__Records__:

####

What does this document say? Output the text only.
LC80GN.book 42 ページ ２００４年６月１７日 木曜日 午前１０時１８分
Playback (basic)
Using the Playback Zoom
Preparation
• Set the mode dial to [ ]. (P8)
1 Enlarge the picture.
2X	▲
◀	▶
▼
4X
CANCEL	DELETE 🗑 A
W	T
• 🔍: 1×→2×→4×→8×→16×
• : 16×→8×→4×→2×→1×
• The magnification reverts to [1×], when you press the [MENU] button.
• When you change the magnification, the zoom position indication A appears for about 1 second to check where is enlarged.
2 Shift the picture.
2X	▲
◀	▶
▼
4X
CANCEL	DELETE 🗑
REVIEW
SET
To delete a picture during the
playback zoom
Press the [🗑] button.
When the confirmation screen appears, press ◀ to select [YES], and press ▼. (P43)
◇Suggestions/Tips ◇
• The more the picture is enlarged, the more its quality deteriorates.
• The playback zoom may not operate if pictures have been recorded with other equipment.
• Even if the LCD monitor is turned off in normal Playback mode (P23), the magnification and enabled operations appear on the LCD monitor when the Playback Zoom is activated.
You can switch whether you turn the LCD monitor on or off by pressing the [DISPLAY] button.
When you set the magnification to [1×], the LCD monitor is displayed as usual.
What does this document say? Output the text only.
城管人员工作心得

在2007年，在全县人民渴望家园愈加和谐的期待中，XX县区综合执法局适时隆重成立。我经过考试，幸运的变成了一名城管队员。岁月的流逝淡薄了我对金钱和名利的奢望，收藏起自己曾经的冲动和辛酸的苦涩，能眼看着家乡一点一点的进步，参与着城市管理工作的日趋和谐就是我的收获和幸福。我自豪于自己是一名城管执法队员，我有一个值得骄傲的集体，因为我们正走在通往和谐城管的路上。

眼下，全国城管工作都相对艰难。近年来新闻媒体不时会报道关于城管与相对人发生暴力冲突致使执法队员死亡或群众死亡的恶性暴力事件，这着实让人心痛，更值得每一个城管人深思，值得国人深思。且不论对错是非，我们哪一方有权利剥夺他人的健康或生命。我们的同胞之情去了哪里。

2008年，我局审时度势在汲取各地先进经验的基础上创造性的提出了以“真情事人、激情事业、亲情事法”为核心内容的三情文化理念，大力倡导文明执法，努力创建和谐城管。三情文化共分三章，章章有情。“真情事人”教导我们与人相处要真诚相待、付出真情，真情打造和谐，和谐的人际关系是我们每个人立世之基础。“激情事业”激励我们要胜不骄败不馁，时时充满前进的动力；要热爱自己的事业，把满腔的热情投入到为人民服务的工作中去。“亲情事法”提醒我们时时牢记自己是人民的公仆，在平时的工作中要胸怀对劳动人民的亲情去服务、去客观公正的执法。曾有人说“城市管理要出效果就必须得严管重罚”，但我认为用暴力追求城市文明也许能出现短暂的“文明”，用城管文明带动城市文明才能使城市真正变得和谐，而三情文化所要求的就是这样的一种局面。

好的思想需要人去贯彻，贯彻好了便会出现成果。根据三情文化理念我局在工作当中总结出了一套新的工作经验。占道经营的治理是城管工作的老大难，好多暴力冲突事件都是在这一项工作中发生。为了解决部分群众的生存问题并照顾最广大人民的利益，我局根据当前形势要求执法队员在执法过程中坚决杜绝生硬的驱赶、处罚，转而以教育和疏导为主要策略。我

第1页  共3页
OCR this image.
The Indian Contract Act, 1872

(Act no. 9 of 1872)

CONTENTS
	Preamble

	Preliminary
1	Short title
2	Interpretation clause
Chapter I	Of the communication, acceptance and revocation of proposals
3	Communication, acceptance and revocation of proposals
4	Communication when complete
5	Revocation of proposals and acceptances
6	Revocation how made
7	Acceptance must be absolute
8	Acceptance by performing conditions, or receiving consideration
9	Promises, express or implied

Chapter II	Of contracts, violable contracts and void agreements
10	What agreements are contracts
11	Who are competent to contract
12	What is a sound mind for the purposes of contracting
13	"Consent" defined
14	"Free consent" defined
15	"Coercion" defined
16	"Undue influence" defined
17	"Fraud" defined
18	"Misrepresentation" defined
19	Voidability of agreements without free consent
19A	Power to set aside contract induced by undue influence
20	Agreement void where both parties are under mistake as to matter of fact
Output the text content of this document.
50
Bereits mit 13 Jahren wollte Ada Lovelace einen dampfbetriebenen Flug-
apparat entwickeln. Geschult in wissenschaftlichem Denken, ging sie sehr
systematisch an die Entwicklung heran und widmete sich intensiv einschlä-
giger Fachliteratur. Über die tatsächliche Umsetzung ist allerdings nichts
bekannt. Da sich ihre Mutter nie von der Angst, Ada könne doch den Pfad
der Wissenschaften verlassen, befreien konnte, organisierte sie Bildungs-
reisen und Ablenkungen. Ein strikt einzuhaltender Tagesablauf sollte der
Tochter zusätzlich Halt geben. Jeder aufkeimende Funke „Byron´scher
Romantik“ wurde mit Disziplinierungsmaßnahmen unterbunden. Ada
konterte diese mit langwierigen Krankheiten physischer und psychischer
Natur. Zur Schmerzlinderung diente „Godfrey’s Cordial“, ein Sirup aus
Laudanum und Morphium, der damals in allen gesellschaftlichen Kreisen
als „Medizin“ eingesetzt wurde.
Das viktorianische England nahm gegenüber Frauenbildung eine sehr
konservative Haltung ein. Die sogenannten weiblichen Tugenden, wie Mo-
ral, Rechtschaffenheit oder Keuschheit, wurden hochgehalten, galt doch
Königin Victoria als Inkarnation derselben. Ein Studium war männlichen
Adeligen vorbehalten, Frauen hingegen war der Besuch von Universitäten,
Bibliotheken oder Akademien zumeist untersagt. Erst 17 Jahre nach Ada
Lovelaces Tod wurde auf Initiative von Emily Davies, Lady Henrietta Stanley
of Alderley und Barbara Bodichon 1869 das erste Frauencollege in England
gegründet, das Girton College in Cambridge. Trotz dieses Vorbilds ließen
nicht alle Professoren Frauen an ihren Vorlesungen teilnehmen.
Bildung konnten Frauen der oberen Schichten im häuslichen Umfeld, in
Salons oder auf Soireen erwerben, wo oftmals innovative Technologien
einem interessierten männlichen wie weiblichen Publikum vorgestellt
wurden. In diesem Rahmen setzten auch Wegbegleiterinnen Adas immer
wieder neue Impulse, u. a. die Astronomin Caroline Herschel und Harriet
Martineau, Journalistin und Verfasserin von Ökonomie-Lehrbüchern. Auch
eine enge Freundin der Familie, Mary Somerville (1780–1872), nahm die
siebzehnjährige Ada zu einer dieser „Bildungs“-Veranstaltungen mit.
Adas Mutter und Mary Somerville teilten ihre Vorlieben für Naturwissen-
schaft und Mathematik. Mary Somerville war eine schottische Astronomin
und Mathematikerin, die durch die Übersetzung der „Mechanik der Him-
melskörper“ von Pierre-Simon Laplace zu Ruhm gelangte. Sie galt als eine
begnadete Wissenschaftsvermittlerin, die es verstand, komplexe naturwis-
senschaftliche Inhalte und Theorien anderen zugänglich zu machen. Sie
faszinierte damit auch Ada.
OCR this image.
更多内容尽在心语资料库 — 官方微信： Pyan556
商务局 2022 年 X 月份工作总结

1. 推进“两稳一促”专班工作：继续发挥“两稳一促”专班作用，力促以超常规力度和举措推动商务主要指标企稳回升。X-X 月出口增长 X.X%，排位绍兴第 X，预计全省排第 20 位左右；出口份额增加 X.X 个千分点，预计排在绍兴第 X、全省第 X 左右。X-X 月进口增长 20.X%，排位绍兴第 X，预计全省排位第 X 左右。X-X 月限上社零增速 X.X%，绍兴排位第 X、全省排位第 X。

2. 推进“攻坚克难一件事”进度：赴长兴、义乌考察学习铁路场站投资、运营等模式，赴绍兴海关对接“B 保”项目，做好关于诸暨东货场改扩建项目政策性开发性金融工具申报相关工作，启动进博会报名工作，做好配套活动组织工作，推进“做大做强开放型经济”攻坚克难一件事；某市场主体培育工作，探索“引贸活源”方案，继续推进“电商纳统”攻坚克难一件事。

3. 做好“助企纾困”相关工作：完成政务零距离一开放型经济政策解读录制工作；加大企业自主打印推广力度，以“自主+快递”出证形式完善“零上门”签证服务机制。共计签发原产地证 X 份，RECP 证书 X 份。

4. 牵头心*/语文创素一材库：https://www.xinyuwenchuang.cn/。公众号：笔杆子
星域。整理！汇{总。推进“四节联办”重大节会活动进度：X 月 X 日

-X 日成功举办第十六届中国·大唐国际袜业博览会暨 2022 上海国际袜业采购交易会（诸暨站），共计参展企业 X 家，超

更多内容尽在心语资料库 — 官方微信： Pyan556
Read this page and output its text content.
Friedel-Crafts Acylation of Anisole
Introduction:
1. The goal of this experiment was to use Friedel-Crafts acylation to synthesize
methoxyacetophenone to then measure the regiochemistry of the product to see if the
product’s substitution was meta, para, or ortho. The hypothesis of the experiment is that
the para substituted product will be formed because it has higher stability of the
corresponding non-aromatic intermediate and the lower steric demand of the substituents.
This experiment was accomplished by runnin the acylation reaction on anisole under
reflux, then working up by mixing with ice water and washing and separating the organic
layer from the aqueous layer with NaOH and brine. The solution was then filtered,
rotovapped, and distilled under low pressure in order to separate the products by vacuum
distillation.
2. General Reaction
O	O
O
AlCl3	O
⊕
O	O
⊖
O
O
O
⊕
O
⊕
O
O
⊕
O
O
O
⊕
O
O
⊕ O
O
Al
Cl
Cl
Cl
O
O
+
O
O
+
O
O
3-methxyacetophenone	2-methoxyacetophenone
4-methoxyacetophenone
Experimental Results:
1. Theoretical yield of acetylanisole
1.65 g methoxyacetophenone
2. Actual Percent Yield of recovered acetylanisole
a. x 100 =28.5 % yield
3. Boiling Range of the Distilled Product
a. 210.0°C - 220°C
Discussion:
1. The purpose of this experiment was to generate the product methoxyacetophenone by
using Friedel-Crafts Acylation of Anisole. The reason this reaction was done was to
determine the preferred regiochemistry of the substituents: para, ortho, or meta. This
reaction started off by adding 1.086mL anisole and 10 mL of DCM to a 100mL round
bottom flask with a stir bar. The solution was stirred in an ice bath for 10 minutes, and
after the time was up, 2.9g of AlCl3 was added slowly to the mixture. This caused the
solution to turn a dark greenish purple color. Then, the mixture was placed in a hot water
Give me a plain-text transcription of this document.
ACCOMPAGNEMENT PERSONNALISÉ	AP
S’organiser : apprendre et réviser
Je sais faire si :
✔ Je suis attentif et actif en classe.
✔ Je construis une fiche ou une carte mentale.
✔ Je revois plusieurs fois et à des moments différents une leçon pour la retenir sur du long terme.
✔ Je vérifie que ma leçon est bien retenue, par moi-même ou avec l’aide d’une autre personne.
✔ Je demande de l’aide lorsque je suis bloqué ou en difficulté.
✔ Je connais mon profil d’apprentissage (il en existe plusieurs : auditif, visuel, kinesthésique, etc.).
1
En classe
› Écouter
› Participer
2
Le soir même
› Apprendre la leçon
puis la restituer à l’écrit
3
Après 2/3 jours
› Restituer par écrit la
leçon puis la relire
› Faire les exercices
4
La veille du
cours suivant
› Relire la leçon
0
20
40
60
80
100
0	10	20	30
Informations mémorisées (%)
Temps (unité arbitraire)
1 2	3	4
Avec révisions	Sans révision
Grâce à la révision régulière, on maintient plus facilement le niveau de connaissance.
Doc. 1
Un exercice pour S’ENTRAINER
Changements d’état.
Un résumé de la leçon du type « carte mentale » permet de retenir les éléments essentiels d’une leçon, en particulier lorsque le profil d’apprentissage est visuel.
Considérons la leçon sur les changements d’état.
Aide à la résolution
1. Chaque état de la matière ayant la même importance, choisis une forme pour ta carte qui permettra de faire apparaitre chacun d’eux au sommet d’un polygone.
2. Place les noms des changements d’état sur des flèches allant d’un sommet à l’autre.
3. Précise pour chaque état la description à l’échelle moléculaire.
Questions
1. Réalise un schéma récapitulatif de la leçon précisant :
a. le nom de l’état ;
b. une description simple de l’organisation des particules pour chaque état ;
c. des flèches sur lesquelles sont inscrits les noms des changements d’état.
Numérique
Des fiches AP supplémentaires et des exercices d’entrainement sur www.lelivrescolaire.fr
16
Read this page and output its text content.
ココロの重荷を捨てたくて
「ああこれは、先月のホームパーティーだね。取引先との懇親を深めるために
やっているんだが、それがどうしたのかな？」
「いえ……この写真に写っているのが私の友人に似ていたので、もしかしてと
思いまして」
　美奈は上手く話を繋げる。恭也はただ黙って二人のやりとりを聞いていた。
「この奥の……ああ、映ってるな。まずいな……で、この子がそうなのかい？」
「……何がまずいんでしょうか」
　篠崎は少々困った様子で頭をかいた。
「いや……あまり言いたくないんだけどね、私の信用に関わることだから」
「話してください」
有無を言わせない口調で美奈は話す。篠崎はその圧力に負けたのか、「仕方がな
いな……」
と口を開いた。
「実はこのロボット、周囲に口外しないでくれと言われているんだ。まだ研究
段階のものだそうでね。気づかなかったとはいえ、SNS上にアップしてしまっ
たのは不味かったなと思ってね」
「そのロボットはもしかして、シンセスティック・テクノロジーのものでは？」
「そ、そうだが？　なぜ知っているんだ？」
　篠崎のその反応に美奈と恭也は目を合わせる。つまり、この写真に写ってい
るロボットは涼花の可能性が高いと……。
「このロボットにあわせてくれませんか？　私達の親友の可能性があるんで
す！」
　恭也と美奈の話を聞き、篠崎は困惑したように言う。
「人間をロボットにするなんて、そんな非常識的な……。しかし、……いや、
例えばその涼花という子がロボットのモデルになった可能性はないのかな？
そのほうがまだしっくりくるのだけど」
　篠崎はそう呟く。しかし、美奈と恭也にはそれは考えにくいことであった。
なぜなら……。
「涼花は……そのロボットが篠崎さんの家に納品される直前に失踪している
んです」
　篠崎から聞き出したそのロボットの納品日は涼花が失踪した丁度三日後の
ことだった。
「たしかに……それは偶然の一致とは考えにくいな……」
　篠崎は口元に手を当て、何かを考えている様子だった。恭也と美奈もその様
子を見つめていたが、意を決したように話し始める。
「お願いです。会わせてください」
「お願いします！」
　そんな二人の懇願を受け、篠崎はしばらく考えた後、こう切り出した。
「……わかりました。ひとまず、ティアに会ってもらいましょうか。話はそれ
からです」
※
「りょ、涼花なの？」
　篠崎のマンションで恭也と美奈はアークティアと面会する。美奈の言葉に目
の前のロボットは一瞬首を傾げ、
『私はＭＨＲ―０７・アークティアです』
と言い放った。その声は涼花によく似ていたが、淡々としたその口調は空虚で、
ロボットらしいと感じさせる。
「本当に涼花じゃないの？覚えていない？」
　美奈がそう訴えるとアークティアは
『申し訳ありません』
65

####

__Written instruction__:
Filter the entries down to the lines with the word "button" in them.

__Correct output__:
• The magnification reverts to [1×], when you press the [MENU] button.
Press the [🗑] button.
You can switch whether you turn the LCD monitor on or off by pressing the [DISPLAY] button.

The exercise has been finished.